Exercise instructions: Reproduce the data below verbatim from the line containing "What's the underlying" through its final line, and produce nothing more.

Input data:
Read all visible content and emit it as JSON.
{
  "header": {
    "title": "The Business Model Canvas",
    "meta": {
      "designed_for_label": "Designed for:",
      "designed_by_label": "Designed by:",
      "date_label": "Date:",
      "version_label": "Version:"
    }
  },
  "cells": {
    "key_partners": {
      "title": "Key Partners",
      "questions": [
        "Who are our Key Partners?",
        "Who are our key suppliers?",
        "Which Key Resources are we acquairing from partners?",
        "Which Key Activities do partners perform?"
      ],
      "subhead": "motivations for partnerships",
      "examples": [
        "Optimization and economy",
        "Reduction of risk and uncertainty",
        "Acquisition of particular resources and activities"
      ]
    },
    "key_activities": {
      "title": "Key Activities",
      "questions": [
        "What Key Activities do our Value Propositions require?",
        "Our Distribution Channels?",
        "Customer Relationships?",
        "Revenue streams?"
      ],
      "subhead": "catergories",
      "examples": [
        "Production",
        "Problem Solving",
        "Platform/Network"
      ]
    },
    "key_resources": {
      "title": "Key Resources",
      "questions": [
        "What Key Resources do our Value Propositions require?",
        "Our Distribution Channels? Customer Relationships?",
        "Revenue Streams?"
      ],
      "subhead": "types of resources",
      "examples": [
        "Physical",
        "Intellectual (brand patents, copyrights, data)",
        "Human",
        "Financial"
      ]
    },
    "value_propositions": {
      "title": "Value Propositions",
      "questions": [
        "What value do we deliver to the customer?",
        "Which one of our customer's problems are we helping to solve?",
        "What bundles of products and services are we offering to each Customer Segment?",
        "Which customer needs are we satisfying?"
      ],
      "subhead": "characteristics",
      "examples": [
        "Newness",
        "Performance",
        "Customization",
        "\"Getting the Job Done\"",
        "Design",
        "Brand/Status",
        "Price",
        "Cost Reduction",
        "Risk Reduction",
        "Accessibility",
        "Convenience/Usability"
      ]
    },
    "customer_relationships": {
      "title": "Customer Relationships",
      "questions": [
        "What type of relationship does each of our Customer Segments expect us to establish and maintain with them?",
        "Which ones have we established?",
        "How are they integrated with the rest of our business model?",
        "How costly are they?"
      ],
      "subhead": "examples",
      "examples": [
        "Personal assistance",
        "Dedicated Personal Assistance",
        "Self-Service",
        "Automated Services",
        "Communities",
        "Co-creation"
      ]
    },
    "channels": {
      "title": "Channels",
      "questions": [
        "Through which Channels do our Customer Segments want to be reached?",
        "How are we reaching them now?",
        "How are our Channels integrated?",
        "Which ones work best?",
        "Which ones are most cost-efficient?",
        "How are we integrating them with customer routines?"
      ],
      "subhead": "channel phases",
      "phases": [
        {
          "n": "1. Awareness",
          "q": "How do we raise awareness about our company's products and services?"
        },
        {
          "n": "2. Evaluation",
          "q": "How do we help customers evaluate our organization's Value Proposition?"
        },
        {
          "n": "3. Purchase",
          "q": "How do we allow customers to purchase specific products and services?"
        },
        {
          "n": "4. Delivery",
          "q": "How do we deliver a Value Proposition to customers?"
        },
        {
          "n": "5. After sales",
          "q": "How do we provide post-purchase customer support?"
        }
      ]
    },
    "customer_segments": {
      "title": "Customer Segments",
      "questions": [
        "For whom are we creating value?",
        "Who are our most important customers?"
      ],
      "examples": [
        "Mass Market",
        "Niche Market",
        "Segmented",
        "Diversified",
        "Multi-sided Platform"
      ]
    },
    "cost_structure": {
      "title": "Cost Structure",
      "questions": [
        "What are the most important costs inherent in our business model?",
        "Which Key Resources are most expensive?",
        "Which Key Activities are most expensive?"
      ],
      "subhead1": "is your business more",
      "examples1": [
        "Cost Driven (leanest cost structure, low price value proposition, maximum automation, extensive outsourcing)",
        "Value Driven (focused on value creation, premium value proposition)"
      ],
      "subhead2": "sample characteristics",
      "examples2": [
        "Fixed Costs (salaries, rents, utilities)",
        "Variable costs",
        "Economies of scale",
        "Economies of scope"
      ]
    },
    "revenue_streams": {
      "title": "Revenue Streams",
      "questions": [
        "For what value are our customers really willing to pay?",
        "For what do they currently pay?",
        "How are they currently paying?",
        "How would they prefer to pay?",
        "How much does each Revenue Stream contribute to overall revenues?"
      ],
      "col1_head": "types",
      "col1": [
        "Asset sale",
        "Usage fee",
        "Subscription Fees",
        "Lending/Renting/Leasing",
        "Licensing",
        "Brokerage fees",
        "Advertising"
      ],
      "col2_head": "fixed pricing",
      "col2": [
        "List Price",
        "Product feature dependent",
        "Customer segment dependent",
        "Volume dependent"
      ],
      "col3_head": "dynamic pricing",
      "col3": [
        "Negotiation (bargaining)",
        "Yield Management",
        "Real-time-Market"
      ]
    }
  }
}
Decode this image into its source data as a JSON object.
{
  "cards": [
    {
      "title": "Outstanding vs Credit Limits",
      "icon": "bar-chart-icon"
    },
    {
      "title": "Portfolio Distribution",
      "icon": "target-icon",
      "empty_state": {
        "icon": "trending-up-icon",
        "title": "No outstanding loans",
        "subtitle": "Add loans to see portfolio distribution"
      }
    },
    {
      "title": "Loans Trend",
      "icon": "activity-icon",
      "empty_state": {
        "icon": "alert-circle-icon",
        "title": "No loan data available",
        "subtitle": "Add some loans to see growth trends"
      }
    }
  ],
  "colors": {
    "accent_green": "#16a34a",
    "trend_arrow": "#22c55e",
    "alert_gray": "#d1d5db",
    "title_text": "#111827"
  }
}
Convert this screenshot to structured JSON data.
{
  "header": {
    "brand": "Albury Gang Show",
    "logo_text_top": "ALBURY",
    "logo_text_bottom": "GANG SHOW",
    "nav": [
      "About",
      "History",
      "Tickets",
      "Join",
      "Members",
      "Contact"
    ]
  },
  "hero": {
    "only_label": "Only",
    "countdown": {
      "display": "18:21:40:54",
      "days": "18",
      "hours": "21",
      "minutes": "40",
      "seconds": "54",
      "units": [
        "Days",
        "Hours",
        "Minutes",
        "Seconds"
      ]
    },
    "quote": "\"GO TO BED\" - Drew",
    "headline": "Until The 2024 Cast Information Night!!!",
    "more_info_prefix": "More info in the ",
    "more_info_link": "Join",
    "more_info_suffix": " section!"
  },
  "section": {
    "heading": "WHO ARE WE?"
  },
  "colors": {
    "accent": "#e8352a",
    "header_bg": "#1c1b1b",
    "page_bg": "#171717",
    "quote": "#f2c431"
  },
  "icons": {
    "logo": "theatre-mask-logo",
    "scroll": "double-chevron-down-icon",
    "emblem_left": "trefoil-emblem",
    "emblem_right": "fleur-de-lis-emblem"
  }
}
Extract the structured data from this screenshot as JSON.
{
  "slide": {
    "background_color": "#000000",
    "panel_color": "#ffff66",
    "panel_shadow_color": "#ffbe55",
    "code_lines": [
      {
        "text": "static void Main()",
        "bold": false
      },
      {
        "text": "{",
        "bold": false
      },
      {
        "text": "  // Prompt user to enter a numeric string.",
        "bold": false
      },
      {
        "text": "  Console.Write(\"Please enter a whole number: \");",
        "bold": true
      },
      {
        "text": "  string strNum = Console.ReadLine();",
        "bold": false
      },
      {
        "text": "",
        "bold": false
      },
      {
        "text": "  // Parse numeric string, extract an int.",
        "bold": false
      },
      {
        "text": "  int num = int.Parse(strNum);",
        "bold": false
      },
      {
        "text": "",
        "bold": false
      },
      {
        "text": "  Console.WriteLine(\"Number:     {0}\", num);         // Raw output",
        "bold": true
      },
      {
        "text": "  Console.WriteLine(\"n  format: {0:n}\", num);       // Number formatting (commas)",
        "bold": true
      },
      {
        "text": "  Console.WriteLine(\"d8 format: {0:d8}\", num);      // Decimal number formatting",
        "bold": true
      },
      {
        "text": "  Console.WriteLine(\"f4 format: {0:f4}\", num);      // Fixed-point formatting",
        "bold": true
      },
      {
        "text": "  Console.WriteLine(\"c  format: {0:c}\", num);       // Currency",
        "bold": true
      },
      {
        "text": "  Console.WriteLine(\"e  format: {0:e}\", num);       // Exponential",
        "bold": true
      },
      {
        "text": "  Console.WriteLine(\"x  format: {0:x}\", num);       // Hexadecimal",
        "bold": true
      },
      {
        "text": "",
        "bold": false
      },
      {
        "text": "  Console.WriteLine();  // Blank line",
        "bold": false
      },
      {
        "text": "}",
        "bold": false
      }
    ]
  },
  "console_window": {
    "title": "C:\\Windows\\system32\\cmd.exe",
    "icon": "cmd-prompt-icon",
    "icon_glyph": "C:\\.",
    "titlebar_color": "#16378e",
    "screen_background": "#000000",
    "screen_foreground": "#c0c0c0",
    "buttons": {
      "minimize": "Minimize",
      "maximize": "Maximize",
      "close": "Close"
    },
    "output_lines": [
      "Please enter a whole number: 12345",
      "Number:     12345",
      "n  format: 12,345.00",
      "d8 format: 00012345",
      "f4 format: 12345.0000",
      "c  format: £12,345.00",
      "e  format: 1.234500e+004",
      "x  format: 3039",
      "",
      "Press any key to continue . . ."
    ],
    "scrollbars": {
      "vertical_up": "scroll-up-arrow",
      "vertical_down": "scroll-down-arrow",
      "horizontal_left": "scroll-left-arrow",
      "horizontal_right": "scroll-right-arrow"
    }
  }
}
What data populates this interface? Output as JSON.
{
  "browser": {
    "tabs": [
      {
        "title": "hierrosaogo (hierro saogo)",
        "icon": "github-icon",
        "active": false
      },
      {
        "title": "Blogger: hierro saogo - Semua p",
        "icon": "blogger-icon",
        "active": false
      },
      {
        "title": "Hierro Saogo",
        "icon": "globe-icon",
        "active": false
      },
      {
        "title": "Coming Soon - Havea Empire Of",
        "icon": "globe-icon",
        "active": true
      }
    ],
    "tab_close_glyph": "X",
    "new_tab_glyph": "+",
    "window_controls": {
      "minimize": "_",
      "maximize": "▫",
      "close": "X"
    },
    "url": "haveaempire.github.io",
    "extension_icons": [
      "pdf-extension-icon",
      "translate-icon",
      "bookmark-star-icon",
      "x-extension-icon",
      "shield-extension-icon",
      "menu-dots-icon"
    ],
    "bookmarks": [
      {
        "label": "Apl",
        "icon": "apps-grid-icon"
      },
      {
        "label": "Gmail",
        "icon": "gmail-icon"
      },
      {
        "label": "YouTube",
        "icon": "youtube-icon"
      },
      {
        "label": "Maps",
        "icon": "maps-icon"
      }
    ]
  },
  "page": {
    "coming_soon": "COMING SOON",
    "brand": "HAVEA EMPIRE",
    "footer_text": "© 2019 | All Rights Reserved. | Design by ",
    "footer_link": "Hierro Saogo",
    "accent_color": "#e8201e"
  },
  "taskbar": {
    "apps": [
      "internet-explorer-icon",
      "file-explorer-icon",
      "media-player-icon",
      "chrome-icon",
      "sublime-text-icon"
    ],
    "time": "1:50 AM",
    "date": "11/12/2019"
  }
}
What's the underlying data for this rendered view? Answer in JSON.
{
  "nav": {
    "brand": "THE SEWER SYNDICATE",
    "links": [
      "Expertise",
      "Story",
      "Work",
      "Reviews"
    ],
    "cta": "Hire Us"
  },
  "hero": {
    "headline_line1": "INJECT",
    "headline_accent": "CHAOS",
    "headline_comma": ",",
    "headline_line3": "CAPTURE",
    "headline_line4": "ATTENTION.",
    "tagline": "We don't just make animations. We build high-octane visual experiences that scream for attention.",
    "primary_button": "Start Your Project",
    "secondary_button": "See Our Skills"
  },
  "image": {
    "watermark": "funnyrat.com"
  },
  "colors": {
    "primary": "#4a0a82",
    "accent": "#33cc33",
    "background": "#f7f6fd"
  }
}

Solution for this task:
What's the underlying data for this rendered view? Answer in JSON.
{
  "nav": {
    "brand": "THE SEWER SYNDICATE",
    "links": [
      "Expertise",
      "Story",
      "Work",
      "Reviews"
    ],
    "cta": "Hire Us"
  },
  "hero": {
    "headline_line1": "INJECT",
    "headline_accent": "CHAOS",
    "headline_comma": ",",
    "headline_line3": "CAPTURE",
    "headline_line4": "ATTENTION.",
    "tagline": "We don't just make animations. We build high-octane visual experiences that scream for attention.",
    "primary_button": "Start Your Project",
    "secondary_button": "See Our Skills"
  },
  "image": {
    "watermark": "funnyrat.com"
  },
  "colors": {
    "primary": "#4a0a82",
    "accent": "#33cc33",
    "background": "#f7f6fd"
  }
}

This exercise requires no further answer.